→ **EXERCISE AIM**
Write the entries out again exactly as they stand, but without the pictures.

→ **RECORDS PROVIDED**
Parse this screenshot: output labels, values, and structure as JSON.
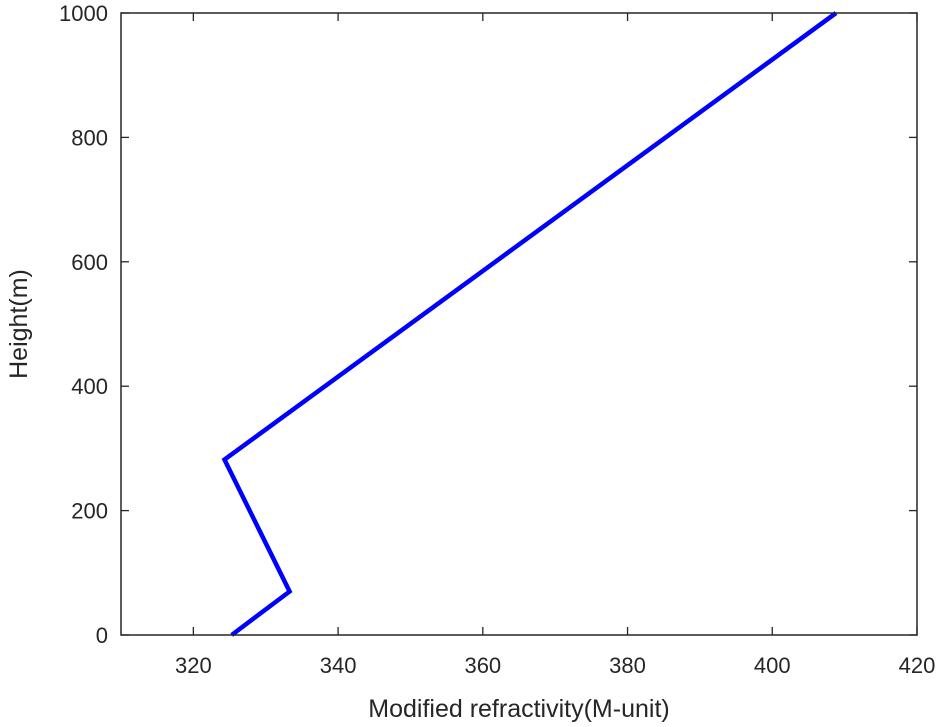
{
  "chart_data": {
    "type": "line",
    "title": "",
    "xlabel": "Modified refractivity(M-unit)",
    "ylabel": "Height(m)",
    "xlim": [
      310,
      420
    ],
    "ylim": [
      0,
      1000
    ],
    "xticks": [
      320,
      340,
      360,
      380,
      400,
      420
    ],
    "yticks": [
      0,
      200,
      400,
      600,
      800,
      1000
    ],
    "grid": false,
    "legend": "none",
    "series": [
      {
        "color": "#0000ff",
        "x": [
          325.3,
          333.3,
          324.3,
          408.8
        ],
        "y": [
          0,
          70,
          282,
          1000
        ]
      }
    ]
  }
}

→ **RESULT FOR THIS EXERCISE**
Parse this screenshot: output labels, values, and structure as JSON.
{
  "chart_data": {
    "type": "line",
    "title": "",
    "xlabel": "Modified refractivity(M-unit)",
    "ylabel": "Height(m)",
    "xlim": [
      310,
      420
    ],
    "ylim": [
      0,
      1000
    ],
    "xticks": [
      320,
      340,
      360,
      380,
      400,
      420
    ],
    "yticks": [
      0,
      200,
      400,
      600,
      800,
      1000
    ],
    "grid": false,
    "legend": "none",
    "series": [
      {
        "color": "#0000ff",
        "x": [
          325.3,
          333.3,
          324.3,
          408.8
        ],
        "y": [
          0,
          70,
          282,
          1000
        ]
      }
    ]
  }
}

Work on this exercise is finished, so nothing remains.